PROVIDED RECORDS:
·····

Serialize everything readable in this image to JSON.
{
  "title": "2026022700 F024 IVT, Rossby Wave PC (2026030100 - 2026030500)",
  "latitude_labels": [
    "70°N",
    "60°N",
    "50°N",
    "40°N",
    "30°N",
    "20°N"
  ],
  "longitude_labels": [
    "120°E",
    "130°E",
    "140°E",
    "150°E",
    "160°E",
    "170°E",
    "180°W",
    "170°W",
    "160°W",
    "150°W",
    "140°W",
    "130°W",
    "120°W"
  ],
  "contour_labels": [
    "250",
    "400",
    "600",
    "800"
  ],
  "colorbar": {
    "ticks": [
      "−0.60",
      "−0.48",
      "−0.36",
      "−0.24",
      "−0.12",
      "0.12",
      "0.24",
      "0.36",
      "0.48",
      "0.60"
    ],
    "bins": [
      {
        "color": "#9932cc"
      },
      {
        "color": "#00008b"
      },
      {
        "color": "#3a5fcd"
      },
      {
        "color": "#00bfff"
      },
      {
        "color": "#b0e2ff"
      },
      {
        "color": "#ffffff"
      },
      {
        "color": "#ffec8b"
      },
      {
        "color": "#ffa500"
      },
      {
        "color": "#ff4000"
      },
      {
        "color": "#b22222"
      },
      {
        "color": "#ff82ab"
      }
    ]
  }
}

·····

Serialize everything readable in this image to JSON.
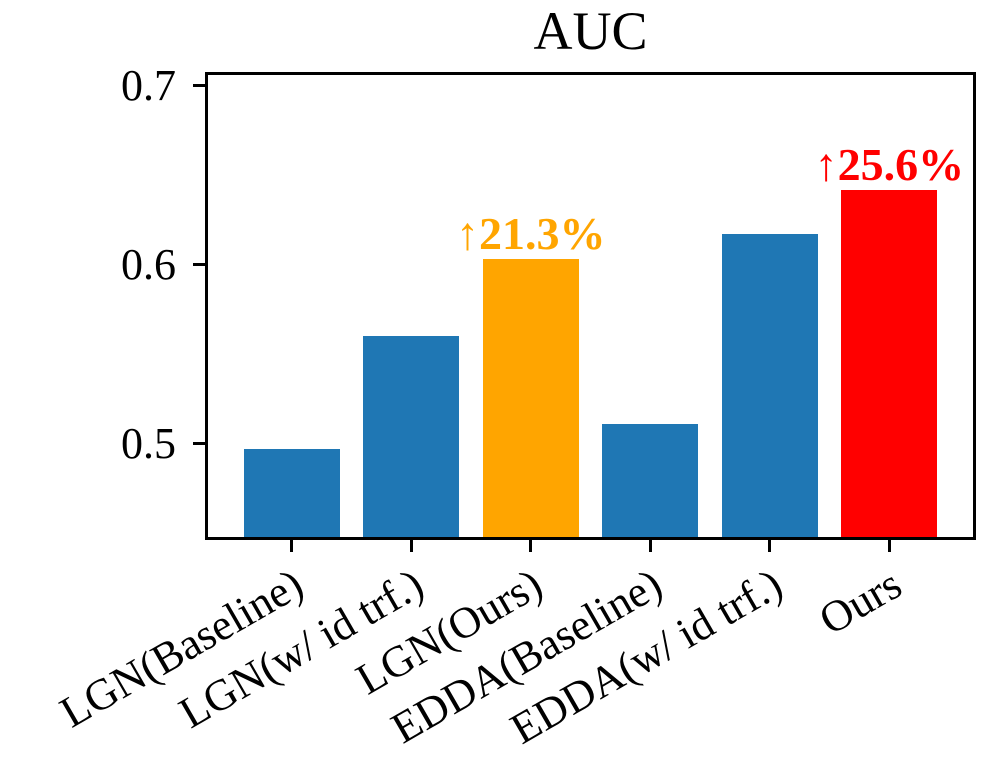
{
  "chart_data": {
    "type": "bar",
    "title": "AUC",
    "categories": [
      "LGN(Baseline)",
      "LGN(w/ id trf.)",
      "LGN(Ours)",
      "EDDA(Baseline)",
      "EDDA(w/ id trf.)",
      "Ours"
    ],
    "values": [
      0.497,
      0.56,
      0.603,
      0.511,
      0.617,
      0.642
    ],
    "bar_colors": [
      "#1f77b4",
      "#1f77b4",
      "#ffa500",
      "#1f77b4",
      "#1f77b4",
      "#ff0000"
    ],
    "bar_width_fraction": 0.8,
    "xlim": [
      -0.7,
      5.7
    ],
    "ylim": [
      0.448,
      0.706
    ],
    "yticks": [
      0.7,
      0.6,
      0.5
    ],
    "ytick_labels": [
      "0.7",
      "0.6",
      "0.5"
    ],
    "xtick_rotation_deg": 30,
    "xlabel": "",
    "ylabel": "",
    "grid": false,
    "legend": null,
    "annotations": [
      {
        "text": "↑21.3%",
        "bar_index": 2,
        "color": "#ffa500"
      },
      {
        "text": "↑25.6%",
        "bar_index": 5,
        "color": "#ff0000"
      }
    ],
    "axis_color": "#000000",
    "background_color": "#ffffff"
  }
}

·····

WRITTEN EXERCISE: Lines containing the string "title" should be counted; reply with their number and nothing more.

CORRECT OUTPUT: 2